Collected data entries
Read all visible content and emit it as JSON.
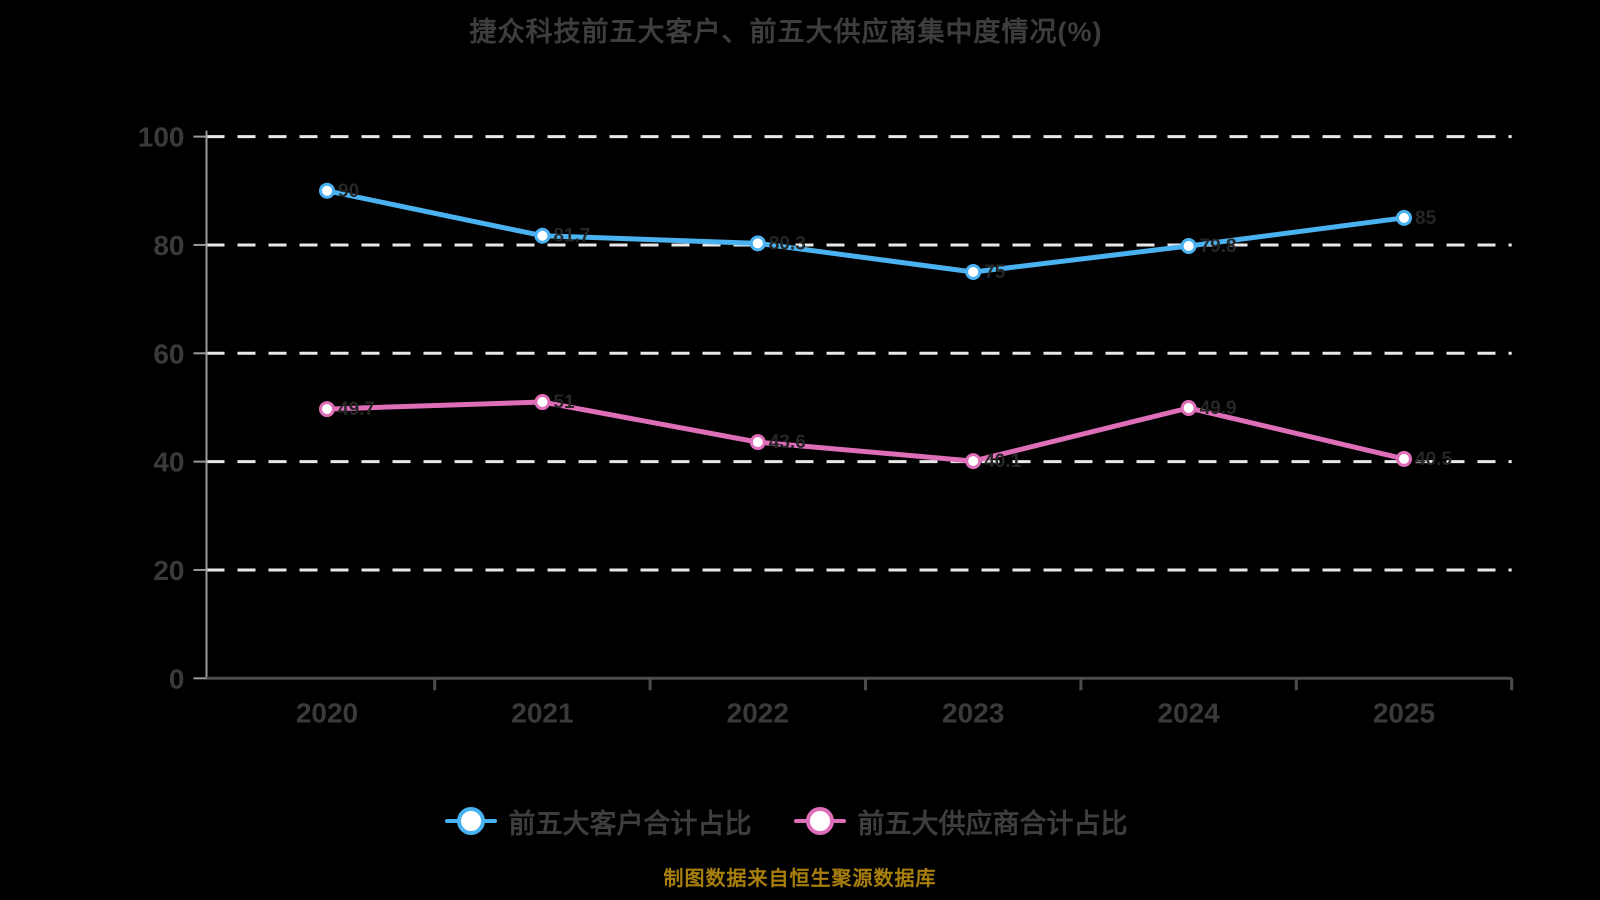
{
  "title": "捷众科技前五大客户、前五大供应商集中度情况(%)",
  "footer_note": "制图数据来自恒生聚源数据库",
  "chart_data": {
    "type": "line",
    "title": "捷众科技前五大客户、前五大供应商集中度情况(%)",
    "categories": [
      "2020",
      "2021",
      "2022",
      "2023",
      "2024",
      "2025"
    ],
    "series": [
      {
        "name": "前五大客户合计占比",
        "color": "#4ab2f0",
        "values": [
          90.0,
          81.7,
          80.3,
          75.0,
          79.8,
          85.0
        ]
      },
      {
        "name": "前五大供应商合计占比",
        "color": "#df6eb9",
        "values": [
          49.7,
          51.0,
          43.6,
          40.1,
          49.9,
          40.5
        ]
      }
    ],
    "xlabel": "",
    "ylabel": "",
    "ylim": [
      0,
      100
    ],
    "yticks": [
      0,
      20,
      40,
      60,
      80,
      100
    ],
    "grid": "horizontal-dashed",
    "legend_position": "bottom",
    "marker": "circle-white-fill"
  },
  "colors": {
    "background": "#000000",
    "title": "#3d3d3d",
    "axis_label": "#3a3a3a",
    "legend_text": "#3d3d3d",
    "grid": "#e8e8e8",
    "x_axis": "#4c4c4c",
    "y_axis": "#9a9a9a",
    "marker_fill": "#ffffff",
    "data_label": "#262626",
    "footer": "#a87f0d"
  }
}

--- Requirements ---
Set each line of the records down exactly, leaving every picture out.

--- The reply ---
Read all visible content and emit it as JSON.
{
  "title": "捷众科技前五大客户、前五大供应商集中度情况(%)",
  "footer_note": "制图数据来自恒生聚源数据库",
  "chart_data": {
    "type": "line",
    "title": "捷众科技前五大客户、前五大供应商集中度情况(%)",
    "categories": [
      "2020",
      "2021",
      "2022",
      "2023",
      "2024",
      "2025"
    ],
    "series": [
      {
        "name": "前五大客户合计占比",
        "color": "#4ab2f0",
        "values": [
          90.0,
          81.7,
          80.3,
          75.0,
          79.8,
          85.0
        ]
      },
      {
        "name": "前五大供应商合计占比",
        "color": "#df6eb9",
        "values": [
          49.7,
          51.0,
          43.6,
          40.1,
          49.9,
          40.5
        ]
      }
    ],
    "xlabel": "",
    "ylabel": "",
    "ylim": [
      0,
      100
    ],
    "yticks": [
      0,
      20,
      40,
      60,
      80,
      100
    ],
    "grid": "horizontal-dashed",
    "legend_position": "bottom",
    "marker": "circle-white-fill"
  },
  "colors": {
    "background": "#000000",
    "title": "#3d3d3d",
    "axis_label": "#3a3a3a",
    "legend_text": "#3d3d3d",
    "grid": "#e8e8e8",
    "x_axis": "#4c4c4c",
    "y_axis": "#9a9a9a",
    "marker_fill": "#ffffff",
    "data_label": "#262626",
    "footer": "#a87f0d"
  }
}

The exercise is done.